[Element location lines]
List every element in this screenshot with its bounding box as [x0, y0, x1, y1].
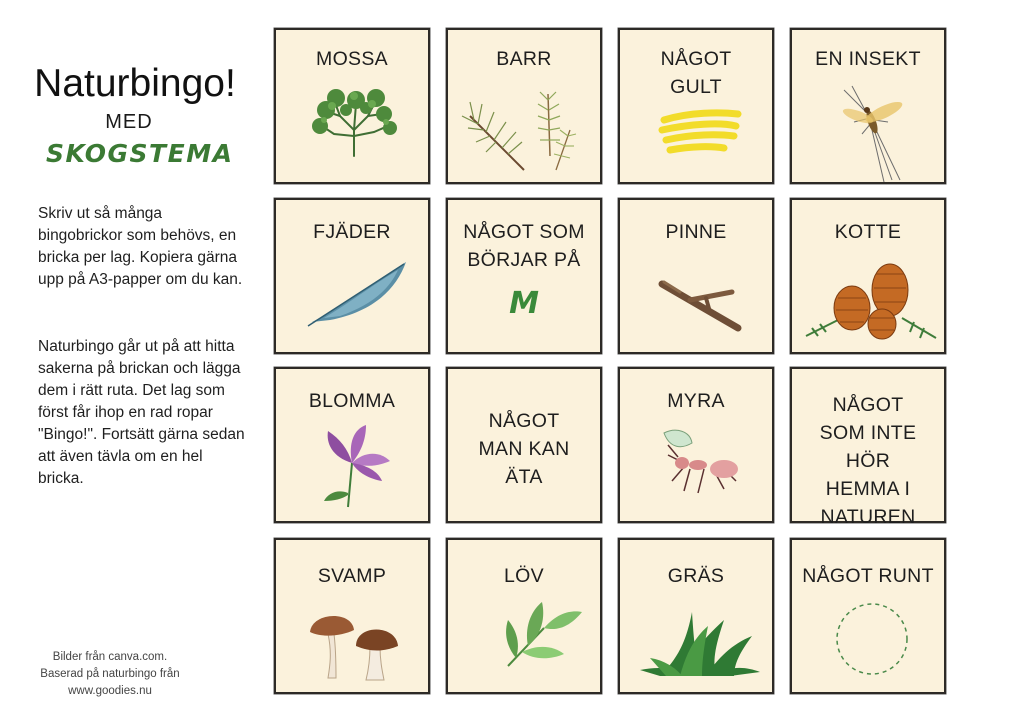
card-label: NÅGOT SOM INTE HÖR HEMMA I NATUREN	[819, 394, 917, 528]
bingo-card-svamp	[274, 538, 430, 694]
theme-heading: SKOGSTEMA	[46, 139, 234, 168]
yellow-scribble-icon	[620, 30, 776, 186]
card-label: KOTTE	[834, 221, 902, 243]
bingo-card-gras	[618, 538, 774, 694]
bingo-card-en-insekt	[790, 28, 946, 184]
bingo-card-blomma	[274, 367, 430, 523]
pinecone-icon	[792, 200, 948, 356]
mushroom-icon	[276, 540, 432, 696]
card-label: NÅGOT SOM BÖRJAR PÅ	[463, 221, 585, 271]
intro-panel	[0, 0, 262, 724]
page-title: Naturbingo!	[34, 62, 236, 105]
bingo-card-mossa	[274, 28, 430, 184]
card-label: FJÄDER	[313, 221, 391, 243]
bingo-card-myra	[618, 367, 774, 523]
credits-line-3: www.goodies.nu	[68, 685, 152, 697]
grass-icon	[620, 540, 776, 696]
card-label: LÖV	[504, 565, 544, 587]
bingo-card-nagot-som-borjar-pa	[446, 198, 602, 354]
ant-icon	[620, 369, 776, 525]
flower-icon	[276, 369, 432, 525]
image-credits	[22, 649, 198, 700]
card-label: NÅGOT RUNT	[802, 565, 934, 587]
letter-m: M	[509, 286, 539, 321]
credits-line-1: Bilder från canva.com.	[52, 651, 168, 663]
bingo-card-kotte	[790, 198, 946, 354]
subtitle: MED	[105, 111, 153, 133]
card-label: GRÄS	[667, 565, 725, 587]
stick-icon	[620, 200, 776, 356]
insect-icon	[792, 30, 948, 186]
leaves-icon	[448, 540, 604, 696]
instructions-paragraph-1: Skriv ut så många bingobrickor som behövs, en bricka per lag. Kopiera gärna upp på A3-papper om du kan.	[38, 205, 243, 288]
bingo-card-barr	[446, 28, 602, 184]
bingo-card-nagot-runt	[790, 538, 946, 694]
card-label: BLOMMA	[308, 390, 396, 412]
card-label: BARR	[496, 48, 552, 70]
bingo-card-fjader	[274, 198, 430, 354]
card-label: NÅGOT GULT	[660, 48, 732, 98]
bingo-card-nagot-som-inte-hor-hemma	[790, 367, 946, 528]
pine-needles-icon	[448, 30, 604, 186]
dashed-circle-icon	[792, 540, 948, 696]
card-label: PINNE	[665, 221, 727, 243]
bingo-card-nagot-gult	[618, 28, 774, 184]
card-label: SVAMP	[317, 565, 387, 587]
card-label: EN INSEKT	[815, 48, 921, 70]
card-label: MYRA	[667, 390, 725, 412]
bingo-card-lov	[446, 538, 602, 694]
bingo-card-nagot-man-kan-ata	[446, 367, 602, 523]
bingo-card-pinne	[618, 198, 774, 354]
card-label: MOSSA	[316, 48, 388, 70]
credits-line-2: Baserad på naturbingo från	[40, 668, 180, 680]
feather-icon	[276, 200, 432, 356]
moss-icon	[276, 30, 432, 186]
instructions-paragraph-2: Naturbingo går ut på att hitta sakerna på brickan och lägga dem i rätt ruta. Det lag som först får ihop en rad ropar "Bingo!". Fortsätt gärna sedan att även tävla om en hel bricka.	[38, 338, 245, 487]
card-label: NÅGOT MAN KAN ÄTA	[478, 410, 570, 488]
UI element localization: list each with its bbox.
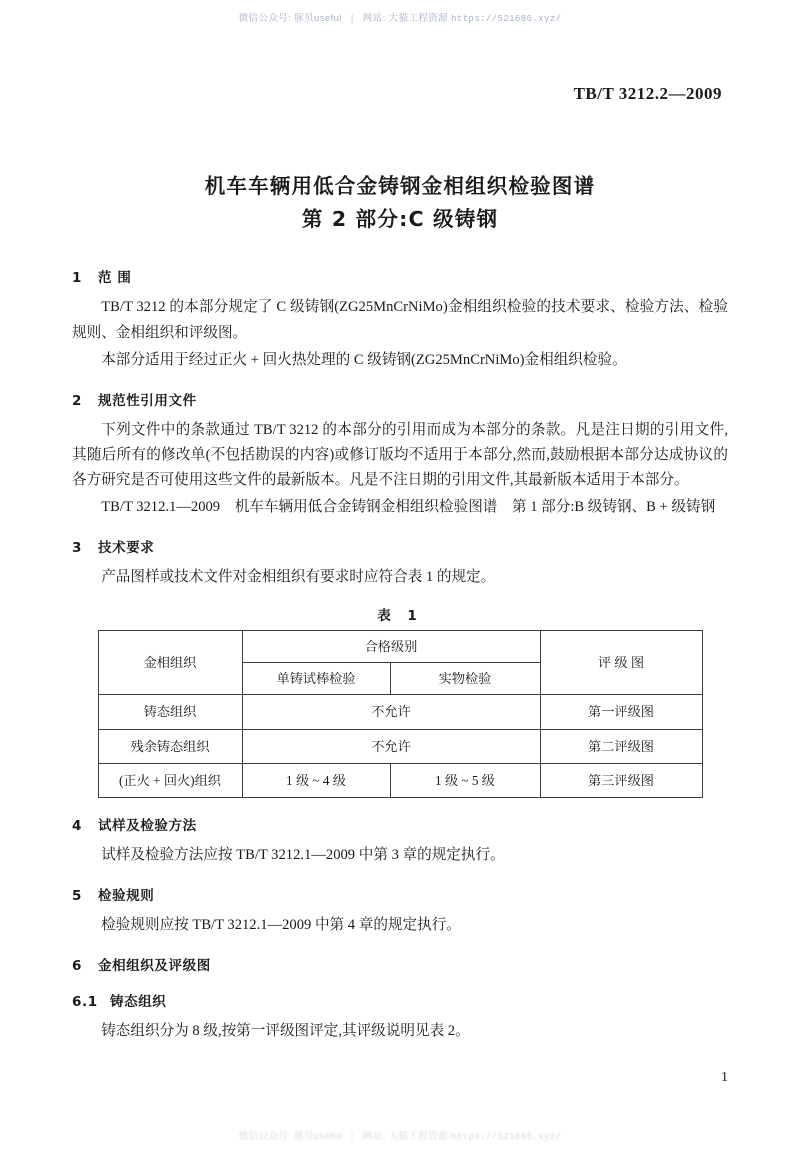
table-cell-structure: 铸态组织 bbox=[98, 695, 242, 729]
table-cell-chart: 第三评级图 bbox=[540, 763, 702, 797]
table-cell-grade: 不允许 bbox=[242, 695, 540, 729]
watermark-account-name: 豚贝useful bbox=[294, 13, 342, 24]
watermark-bottom-separator: | bbox=[350, 1131, 354, 1142]
section-heading-4 bbox=[72, 814, 728, 834]
table-header-chart: 评 级 图 bbox=[540, 631, 702, 695]
table-1 bbox=[98, 630, 703, 798]
table-1-caption: 表 1 bbox=[377, 608, 423, 625]
section-number-1: 1 bbox=[72, 270, 82, 287]
table-cell-structure: (正火 + 回火)组织 bbox=[98, 763, 242, 797]
table-row bbox=[98, 729, 702, 763]
section-5-paragraph-1: 检验规则应按 TB/T 3212.1—2009 中第 4 章的规定执行。 bbox=[101, 917, 461, 934]
watermark-account-label: 微信公众号: bbox=[238, 13, 292, 24]
section-heading-2 bbox=[72, 389, 728, 409]
table-row bbox=[98, 695, 702, 729]
watermark-top bbox=[0, 10, 800, 24]
section-6-1-paragraph-1: 铸态组织分为 8 级,按第一评级图评定,其评级说明见表 2。 bbox=[101, 1023, 470, 1040]
document-body bbox=[72, 170, 728, 1046]
section-title-3: 技术要求 bbox=[98, 540, 155, 557]
page-number: 1 bbox=[721, 1070, 728, 1085]
section-1-paragraph-1: TB/T 3212 的本部分规定了 C 级铸钢(ZG25MnCrNiMo)金相组织检验的技术要求、检验方法、检验规则、金相组织和评级图。 bbox=[72, 299, 728, 341]
table-row bbox=[98, 763, 702, 797]
standard-code-header: TB/T 3212.2—2009 bbox=[573, 84, 722, 103]
section-number-6: 6 bbox=[72, 958, 82, 975]
table-cell-chart: 第一评级图 bbox=[540, 695, 702, 729]
section-title-6-1: 铸态组织 bbox=[110, 994, 167, 1011]
section-number-6-1: 6.1 bbox=[72, 994, 98, 1011]
table-cell-structure: 残余铸态组织 bbox=[98, 729, 242, 763]
section-1-paragraph-2: 本部分适用于经过正火 + 回火热处理的 C 级铸钢(ZG25MnCrNiMo)金相组织检验。 bbox=[101, 351, 627, 368]
section-2-reference-1: TB/T 3212.1—2009 机车车辆用低合金铸钢金相组织检验图谱 第 1 部分:B 级铸钢、B + 级铸钢 bbox=[101, 498, 716, 515]
section-number-5: 5 bbox=[72, 888, 82, 905]
watermark-bottom bbox=[0, 1128, 800, 1142]
section-heading-1 bbox=[72, 266, 728, 286]
watermark-site-name: 大猫工程资源 bbox=[388, 13, 449, 24]
watermark-bottom-site-label: 网站: bbox=[362, 1131, 386, 1142]
section-number-2: 2 bbox=[72, 392, 82, 409]
section-number-4: 4 bbox=[72, 817, 82, 834]
watermark-bottom-account-label: 微信公众号: bbox=[238, 1131, 292, 1142]
table-cell-grade-single: 1 级 ~ 4 级 bbox=[242, 763, 390, 797]
section-4-paragraph-1: 试样及检验方法应按 TB/T 3212.1—2009 中第 3 章的规定执行。 bbox=[101, 846, 505, 863]
page-title bbox=[72, 170, 728, 236]
table-cell-chart: 第二评级图 bbox=[540, 729, 702, 763]
section-heading-6 bbox=[72, 954, 728, 974]
table-cell-grade: 不允许 bbox=[242, 729, 540, 763]
section-title-4: 试样及检验方法 bbox=[98, 817, 197, 834]
table-header-row-1 bbox=[98, 631, 702, 663]
table-cell-grade-actual: 1 级 ~ 5 级 bbox=[390, 763, 540, 797]
section-number-3: 3 bbox=[72, 540, 82, 557]
title-line-2: 第 2 部分:C 级铸钢 bbox=[301, 207, 499, 232]
section-title-6: 金相组织及评级图 bbox=[98, 958, 211, 975]
watermark-url: https://521686.xyz/ bbox=[451, 14, 562, 24]
table-header-grade-single: 单铸试棒检验 bbox=[242, 663, 390, 695]
watermark-site-label: 网站: bbox=[362, 13, 386, 24]
watermark-separator: | bbox=[350, 13, 354, 24]
watermark-bottom-site-name: 大猫工程资源 bbox=[388, 1131, 449, 1142]
section-heading-5 bbox=[72, 884, 728, 904]
table-header-grade-group: 合格级别 bbox=[242, 631, 540, 663]
section-2-paragraph-1: 下列文件中的条款通过 TB/T 3212 的本部分的引用而成为本部分的条款。凡是注日期的引用文件,其随后所有的修改单(不包括勘误的内容)或修订版均不适用于本部分,然而,鼓励根据本部分达成协议的各方研究是否可使用这些文件的最新版本。凡是不注日期的引用文件,其最新版本适用于本部分。 bbox=[72, 421, 728, 488]
section-heading-6-1 bbox=[72, 990, 728, 1010]
section-3-paragraph-1: 产品图样或技术文件对金相组织有要求时应符合表 1 的规定。 bbox=[101, 569, 496, 586]
section-title-5: 检验规则 bbox=[98, 888, 155, 905]
watermark-bottom-account-name: 豚贝useful bbox=[294, 1131, 342, 1142]
section-heading-3 bbox=[72, 536, 728, 556]
table-header-grade-actual: 实物检验 bbox=[390, 663, 540, 695]
section-title-2: 规范性引用文件 bbox=[98, 392, 197, 409]
title-line-1: 机车车辆用低合金铸钢金相组织检验图谱 bbox=[204, 174, 596, 198]
watermark-bottom-url: https://521686.xyz/ bbox=[451, 1132, 562, 1142]
section-title-1: 范 围 bbox=[98, 270, 132, 287]
table-header-structure: 金相组织 bbox=[98, 631, 242, 695]
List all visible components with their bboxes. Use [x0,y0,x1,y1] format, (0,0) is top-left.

What the task asks
Rewrite the lines as a JSON list of strings, one string per line, leaving out blank lines. Include only the lines from the one containing "table-cell-structure: 铸态组织 bbox=[98, 695, 242, 729]" through the one containing "table-row bbox=[98, 763, 702, 797]", both included.

Exercise answer
[
  "table-cell-structure: 铸态组织 bbox=[98, 695, 242, 729]",
  "table-cell-chart: 第三评级图 bbox=[540, 763, 702, 797]",
  "table-cell-grade: 不允许 bbox=[242, 695, 540, 729]",
  "watermark-account-name: 豚贝useful bbox=[294, 13, 342, 24]",
  "watermark-bottom-separator: | bbox=[350, 1131, 354, 1142]",
  "section-heading-4 bbox=[72, 814, 728, 834]",
  "table-header-chart: 评 级 图 bbox=[540, 631, 702, 695]",
  "table-1 bbox=[98, 630, 703, 798]",
  "table-1-caption: 表 1 bbox=[377, 608, 423, 625]",
  "section-number-1: 1 bbox=[72, 270, 82, 287]",
  "table-cell-structure: (正火 + 回火)组织 bbox=[98, 763, 242, 797]",
  "table-row bbox=[98, 729, 702, 763]",
  "section-5-paragraph-1: 检验规则应按 TB/T 3212.1—2009 中第 4 章的规定执行。 bbox=[101, 917, 461, 934]",
  "watermark-account-label: 微信公众号: bbox=[238, 13, 292, 24]",
  "section-heading-2 bbox=[72, 389, 728, 409]",
  "table-row bbox=[98, 695, 702, 729]",
  "watermark-top bbox=[0, 10, 800, 24]",
  "section-6-1-paragraph-1: 铸态组织分为 8 级,按第一评级图评定,其评级说明见表 2。 bbox=[101, 1023, 470, 1040]",
  "document-body bbox=[72, 170, 728, 1046]",
  "section-title-3: 技术要求 bbox=[98, 540, 155, 557]",
  "page-number: 1 bbox=[721, 1070, 728, 1085]",
  "section-1-paragraph-1: TB/T 3212 的本部分规定了 C 级铸钢(ZG25MnCrNiMo)金相组织检验的技术要求、检验方法、检验规则、金相组织和评级图。 bbox=[72, 299, 728, 341]",
  "table-row bbox=[98, 763, 702, 797]"
]